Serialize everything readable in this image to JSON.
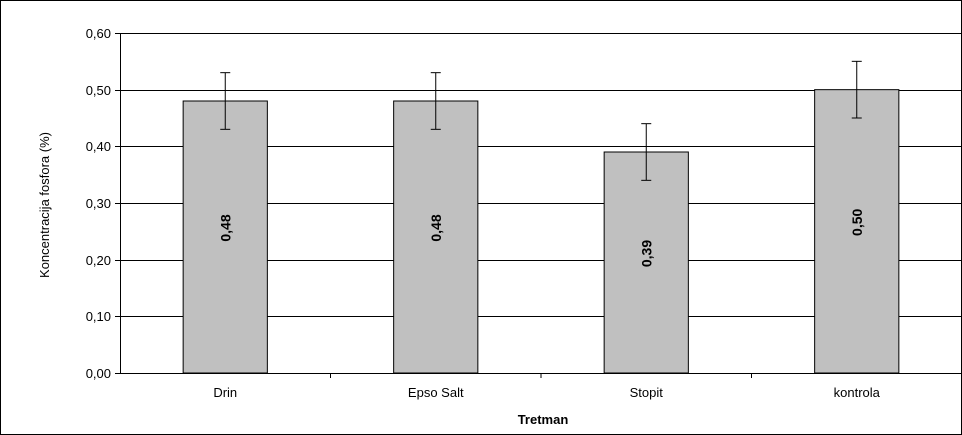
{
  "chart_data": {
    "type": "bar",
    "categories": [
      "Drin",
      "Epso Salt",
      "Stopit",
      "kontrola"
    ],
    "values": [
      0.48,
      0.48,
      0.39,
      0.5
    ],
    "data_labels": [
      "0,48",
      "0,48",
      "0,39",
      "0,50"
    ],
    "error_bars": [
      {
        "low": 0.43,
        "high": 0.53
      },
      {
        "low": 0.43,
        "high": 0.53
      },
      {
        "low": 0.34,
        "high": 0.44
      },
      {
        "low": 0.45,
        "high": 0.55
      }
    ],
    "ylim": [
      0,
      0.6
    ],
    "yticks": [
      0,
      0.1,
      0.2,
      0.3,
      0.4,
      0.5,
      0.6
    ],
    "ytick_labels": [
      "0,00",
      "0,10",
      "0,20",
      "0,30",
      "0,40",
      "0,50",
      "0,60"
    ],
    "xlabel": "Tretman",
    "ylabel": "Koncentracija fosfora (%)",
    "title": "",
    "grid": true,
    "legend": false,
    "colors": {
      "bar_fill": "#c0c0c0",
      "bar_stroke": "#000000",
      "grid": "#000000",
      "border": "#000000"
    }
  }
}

■ **The exercise**:
The records above must be echoed exactly, minus their pictures.

■ **Solved exercise**:
Serialize everything readable in this image to JSON.
{
  "chart_data": {
    "type": "bar",
    "categories": [
      "Drin",
      "Epso Salt",
      "Stopit",
      "kontrola"
    ],
    "values": [
      0.48,
      0.48,
      0.39,
      0.5
    ],
    "data_labels": [
      "0,48",
      "0,48",
      "0,39",
      "0,50"
    ],
    "error_bars": [
      {
        "low": 0.43,
        "high": 0.53
      },
      {
        "low": 0.43,
        "high": 0.53
      },
      {
        "low": 0.34,
        "high": 0.44
      },
      {
        "low": 0.45,
        "high": 0.55
      }
    ],
    "ylim": [
      0,
      0.6
    ],
    "yticks": [
      0,
      0.1,
      0.2,
      0.3,
      0.4,
      0.5,
      0.6
    ],
    "ytick_labels": [
      "0,00",
      "0,10",
      "0,20",
      "0,30",
      "0,40",
      "0,50",
      "0,60"
    ],
    "xlabel": "Tretman",
    "ylabel": "Koncentracija fosfora (%)",
    "title": "",
    "grid": true,
    "legend": false,
    "colors": {
      "bar_fill": "#c0c0c0",
      "bar_stroke": "#000000",
      "grid": "#000000",
      "border": "#000000"
    }
  }
}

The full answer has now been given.